Pull out from the material below all lines with "cylinder".
[BEGIN]
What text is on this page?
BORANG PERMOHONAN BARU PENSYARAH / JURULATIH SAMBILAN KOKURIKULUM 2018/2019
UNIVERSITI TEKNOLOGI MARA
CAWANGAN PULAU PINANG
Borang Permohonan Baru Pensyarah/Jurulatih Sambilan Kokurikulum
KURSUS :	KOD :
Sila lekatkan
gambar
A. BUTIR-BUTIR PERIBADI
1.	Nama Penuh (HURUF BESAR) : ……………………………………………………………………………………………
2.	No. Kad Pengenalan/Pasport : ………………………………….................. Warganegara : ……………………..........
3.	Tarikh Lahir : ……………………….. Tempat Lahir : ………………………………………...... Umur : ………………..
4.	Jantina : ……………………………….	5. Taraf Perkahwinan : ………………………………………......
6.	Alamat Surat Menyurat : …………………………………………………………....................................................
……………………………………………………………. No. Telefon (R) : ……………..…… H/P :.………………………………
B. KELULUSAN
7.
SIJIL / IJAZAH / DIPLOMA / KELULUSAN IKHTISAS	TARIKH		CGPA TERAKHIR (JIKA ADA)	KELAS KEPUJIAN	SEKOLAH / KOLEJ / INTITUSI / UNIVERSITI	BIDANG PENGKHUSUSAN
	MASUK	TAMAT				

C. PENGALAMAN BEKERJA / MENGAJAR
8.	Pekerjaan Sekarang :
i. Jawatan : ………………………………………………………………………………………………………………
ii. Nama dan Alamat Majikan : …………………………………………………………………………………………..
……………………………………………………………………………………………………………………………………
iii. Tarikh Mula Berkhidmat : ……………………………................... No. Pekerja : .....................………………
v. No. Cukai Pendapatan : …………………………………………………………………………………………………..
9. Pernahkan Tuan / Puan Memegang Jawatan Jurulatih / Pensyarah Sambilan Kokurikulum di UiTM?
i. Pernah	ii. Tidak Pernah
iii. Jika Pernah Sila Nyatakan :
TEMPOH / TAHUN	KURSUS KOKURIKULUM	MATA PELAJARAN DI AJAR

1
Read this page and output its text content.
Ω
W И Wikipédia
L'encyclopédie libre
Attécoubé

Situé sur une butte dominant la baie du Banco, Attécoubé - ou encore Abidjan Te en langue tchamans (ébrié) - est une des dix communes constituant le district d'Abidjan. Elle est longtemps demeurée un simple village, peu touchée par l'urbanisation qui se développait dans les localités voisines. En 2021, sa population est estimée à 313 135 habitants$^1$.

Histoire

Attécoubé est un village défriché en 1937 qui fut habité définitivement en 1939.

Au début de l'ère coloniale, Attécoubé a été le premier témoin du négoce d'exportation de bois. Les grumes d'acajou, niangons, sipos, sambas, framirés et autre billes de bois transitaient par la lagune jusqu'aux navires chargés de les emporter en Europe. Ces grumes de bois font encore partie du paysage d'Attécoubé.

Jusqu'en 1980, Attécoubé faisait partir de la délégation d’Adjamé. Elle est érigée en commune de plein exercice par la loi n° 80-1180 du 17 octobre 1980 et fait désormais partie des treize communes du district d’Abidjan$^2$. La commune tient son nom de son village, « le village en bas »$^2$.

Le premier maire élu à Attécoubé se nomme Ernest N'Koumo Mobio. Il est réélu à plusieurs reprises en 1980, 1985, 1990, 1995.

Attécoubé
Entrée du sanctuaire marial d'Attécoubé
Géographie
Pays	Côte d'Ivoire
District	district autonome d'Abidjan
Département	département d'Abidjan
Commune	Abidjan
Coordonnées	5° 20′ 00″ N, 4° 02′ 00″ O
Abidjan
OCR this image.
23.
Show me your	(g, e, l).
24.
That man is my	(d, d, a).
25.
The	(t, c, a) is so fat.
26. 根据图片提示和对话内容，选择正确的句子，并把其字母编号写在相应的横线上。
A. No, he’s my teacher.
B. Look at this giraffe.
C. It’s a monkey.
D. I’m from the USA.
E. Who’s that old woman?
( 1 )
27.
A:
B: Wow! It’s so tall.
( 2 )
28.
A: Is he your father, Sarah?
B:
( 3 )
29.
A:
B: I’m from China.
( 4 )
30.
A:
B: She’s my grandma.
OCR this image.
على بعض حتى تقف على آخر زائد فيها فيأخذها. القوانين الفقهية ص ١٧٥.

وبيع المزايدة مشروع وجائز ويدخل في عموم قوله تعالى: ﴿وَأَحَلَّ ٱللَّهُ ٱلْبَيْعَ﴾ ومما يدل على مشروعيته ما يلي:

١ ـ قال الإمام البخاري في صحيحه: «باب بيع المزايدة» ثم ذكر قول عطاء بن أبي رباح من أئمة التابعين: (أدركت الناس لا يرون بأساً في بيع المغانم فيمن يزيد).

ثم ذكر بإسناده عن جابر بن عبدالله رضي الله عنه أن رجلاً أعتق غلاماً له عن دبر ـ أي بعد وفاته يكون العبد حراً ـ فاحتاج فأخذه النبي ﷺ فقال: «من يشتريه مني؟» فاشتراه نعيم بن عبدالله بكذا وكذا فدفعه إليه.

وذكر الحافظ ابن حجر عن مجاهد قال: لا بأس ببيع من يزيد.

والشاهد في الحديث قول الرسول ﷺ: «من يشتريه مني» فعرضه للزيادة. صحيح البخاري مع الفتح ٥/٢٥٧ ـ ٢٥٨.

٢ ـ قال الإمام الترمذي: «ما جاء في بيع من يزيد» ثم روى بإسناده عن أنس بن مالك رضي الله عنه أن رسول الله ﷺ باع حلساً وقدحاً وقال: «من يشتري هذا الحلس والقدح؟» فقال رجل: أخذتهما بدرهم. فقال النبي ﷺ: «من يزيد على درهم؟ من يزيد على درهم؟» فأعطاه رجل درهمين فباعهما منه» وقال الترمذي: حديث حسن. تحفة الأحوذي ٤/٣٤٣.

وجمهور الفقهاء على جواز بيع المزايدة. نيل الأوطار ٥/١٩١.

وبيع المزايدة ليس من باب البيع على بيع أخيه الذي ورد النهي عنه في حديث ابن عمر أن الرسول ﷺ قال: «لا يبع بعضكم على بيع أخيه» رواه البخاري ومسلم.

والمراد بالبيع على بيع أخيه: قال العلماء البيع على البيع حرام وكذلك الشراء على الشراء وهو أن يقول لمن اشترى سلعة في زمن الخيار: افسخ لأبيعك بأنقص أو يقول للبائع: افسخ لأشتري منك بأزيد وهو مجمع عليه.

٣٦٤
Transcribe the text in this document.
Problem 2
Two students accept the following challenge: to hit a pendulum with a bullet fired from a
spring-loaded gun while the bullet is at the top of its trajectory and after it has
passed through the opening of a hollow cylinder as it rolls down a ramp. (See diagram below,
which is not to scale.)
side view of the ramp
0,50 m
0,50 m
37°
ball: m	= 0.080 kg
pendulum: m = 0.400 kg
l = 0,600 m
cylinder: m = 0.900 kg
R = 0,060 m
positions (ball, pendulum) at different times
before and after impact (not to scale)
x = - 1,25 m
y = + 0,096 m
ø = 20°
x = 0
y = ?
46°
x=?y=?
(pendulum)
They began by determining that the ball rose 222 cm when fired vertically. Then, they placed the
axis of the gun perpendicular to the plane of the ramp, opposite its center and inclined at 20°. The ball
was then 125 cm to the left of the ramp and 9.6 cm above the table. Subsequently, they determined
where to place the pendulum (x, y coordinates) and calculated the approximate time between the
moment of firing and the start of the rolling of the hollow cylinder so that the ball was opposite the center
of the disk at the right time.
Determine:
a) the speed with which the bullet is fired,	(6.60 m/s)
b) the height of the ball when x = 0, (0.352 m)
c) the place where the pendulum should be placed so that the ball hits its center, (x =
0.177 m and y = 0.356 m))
[END]
#### Response
passed through the opening of a hollow cylinder as it rolls down a ramp. (See diagram below,
cylinder: m = 0.900 kg
moment of firing and the start of the rolling of the hollow cylinder so that the ball was opposite the center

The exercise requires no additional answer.